Written task :: Search the listing below for the string "total" and show each line that contains it.

Source records:
>>>

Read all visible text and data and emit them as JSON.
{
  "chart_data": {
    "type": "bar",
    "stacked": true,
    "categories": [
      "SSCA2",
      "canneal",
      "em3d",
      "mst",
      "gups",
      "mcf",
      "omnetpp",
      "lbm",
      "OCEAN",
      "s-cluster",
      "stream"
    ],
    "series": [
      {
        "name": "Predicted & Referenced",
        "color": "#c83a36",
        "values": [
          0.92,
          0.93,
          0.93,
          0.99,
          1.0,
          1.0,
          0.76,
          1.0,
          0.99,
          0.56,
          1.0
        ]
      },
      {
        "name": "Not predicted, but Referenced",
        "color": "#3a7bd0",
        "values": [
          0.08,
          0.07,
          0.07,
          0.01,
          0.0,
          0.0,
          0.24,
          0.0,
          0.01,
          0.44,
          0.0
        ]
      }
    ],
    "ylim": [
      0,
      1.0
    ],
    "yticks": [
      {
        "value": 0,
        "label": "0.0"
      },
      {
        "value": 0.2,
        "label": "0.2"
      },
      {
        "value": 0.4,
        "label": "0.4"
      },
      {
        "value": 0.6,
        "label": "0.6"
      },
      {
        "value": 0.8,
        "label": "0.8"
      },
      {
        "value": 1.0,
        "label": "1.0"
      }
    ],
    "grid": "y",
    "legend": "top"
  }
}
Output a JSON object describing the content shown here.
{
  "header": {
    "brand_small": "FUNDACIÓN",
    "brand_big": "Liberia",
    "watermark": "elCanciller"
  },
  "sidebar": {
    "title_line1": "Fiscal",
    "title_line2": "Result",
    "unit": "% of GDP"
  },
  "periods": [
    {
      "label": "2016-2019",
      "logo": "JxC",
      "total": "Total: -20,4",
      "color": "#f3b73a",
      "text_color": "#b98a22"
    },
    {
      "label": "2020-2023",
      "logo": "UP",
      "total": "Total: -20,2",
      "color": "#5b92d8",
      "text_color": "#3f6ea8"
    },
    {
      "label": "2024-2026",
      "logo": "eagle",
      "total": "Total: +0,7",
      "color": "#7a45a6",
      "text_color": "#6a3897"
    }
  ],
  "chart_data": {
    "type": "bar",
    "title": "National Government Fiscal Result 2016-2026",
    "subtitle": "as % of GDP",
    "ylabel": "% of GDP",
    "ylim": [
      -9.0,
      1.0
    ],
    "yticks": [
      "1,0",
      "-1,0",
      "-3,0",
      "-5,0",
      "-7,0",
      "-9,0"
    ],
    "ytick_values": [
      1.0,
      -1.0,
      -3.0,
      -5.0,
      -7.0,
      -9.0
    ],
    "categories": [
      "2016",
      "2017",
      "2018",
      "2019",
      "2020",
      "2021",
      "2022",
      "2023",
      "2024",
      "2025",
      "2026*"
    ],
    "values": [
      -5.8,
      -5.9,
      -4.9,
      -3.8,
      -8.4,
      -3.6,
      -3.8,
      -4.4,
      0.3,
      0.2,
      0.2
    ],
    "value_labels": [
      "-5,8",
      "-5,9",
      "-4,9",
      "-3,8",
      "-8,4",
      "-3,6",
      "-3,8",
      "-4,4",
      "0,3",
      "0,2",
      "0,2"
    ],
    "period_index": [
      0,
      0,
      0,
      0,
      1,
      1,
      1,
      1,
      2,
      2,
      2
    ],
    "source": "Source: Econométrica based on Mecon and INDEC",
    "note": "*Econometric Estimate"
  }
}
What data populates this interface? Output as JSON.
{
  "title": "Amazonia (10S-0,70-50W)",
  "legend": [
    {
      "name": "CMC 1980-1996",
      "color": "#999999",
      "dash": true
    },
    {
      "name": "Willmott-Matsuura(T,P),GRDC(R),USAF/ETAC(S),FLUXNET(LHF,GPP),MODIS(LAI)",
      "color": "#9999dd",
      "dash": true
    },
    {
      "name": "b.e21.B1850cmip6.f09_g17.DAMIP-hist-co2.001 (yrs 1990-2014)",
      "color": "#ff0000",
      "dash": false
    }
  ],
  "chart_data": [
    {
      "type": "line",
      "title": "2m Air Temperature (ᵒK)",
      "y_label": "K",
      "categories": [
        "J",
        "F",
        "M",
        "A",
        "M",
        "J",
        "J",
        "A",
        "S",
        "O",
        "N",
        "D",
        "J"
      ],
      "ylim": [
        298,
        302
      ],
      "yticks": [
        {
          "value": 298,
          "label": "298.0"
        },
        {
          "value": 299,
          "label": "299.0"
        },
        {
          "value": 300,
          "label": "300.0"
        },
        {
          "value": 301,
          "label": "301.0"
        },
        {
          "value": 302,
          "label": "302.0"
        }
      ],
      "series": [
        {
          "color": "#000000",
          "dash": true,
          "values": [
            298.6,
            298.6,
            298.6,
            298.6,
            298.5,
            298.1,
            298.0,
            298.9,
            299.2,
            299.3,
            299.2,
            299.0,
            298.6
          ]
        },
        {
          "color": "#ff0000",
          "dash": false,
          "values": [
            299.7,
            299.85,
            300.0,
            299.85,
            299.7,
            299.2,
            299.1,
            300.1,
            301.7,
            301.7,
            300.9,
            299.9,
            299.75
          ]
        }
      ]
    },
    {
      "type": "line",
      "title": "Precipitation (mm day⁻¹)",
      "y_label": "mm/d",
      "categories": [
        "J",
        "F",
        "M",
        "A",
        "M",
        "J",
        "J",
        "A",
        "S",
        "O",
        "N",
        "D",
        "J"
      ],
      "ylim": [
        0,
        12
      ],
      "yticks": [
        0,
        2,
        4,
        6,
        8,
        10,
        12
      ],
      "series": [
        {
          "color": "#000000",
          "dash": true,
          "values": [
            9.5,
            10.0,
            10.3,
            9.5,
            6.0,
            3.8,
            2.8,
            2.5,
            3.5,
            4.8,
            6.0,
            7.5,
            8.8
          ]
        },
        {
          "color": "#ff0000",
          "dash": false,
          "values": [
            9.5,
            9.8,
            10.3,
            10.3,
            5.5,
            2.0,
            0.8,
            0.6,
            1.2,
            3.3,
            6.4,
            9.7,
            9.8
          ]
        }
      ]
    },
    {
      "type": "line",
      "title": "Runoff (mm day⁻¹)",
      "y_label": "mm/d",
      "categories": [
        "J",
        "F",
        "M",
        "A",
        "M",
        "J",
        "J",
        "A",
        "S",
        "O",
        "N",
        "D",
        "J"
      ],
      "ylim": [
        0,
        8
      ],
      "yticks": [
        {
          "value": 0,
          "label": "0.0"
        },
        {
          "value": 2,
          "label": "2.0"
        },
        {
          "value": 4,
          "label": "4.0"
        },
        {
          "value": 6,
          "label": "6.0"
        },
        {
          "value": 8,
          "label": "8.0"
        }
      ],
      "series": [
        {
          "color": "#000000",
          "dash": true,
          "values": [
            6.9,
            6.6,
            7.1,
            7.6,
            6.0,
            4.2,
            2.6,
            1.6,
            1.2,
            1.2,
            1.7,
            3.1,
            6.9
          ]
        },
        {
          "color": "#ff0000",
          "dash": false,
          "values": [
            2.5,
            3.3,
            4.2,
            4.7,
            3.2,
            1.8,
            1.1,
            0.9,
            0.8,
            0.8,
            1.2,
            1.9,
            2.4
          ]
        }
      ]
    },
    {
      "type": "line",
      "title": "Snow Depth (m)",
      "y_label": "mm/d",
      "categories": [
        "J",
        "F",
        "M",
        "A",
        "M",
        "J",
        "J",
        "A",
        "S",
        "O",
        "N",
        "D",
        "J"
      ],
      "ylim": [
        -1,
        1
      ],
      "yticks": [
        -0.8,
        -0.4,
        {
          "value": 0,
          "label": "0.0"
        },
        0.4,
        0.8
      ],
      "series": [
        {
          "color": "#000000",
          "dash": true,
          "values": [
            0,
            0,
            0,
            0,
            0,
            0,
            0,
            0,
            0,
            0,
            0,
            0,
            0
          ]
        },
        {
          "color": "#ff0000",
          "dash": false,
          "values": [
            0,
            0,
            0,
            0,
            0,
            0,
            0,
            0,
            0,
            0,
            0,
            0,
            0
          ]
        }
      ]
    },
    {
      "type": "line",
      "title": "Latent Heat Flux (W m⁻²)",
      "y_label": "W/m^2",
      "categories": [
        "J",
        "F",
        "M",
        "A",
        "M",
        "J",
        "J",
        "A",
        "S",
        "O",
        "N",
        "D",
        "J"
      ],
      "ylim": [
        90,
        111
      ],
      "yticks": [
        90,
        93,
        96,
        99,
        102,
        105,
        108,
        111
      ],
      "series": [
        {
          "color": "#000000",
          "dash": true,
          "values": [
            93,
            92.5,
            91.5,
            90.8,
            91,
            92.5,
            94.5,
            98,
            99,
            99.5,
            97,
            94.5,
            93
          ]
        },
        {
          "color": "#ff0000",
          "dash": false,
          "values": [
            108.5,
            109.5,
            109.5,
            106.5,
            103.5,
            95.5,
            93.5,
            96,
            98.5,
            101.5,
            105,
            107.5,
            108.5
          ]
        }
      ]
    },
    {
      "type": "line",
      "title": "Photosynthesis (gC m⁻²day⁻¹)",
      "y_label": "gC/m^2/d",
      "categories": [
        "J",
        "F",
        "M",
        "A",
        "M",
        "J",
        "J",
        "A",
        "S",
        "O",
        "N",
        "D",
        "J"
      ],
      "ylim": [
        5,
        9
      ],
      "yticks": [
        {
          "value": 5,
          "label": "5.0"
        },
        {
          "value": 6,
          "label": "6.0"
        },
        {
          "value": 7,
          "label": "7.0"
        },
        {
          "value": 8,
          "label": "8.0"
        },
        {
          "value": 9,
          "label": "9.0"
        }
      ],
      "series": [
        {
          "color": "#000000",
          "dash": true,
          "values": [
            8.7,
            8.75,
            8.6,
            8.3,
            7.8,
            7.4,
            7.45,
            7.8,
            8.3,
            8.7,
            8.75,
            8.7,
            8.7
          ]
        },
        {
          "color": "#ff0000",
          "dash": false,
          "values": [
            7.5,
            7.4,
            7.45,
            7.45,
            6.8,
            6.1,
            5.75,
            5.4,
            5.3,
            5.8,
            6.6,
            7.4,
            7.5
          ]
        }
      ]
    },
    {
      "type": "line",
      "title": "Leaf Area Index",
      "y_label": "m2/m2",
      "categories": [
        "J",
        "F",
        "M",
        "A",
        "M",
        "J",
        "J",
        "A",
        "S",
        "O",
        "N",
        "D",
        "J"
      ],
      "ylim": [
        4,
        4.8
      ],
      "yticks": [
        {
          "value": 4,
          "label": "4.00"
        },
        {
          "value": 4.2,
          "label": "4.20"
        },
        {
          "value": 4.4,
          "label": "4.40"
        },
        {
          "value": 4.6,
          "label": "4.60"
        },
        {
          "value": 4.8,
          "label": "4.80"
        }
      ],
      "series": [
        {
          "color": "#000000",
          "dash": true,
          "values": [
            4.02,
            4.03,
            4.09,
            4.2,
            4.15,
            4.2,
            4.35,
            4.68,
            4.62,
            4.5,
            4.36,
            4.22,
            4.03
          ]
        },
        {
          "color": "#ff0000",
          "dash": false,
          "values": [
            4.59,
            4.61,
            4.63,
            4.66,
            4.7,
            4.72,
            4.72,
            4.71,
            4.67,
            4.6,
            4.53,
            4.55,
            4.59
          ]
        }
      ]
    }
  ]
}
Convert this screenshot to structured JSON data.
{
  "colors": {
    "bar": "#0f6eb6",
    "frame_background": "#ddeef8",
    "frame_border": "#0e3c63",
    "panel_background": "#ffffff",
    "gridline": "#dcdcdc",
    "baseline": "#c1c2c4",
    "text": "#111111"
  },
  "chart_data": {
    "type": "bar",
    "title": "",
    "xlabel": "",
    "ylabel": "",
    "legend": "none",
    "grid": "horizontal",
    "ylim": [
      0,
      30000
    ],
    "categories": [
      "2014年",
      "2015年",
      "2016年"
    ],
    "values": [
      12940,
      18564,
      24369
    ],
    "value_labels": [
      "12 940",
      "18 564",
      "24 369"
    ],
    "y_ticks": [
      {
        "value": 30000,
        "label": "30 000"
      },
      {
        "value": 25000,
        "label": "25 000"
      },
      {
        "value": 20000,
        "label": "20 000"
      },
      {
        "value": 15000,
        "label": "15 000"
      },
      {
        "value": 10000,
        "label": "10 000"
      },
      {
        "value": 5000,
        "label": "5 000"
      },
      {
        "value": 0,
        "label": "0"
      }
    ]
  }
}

<<<

Task solution ::
      "total": "Total: -20,4",
      "total": "Total: -20,2",
      "total": "Total: +0,7",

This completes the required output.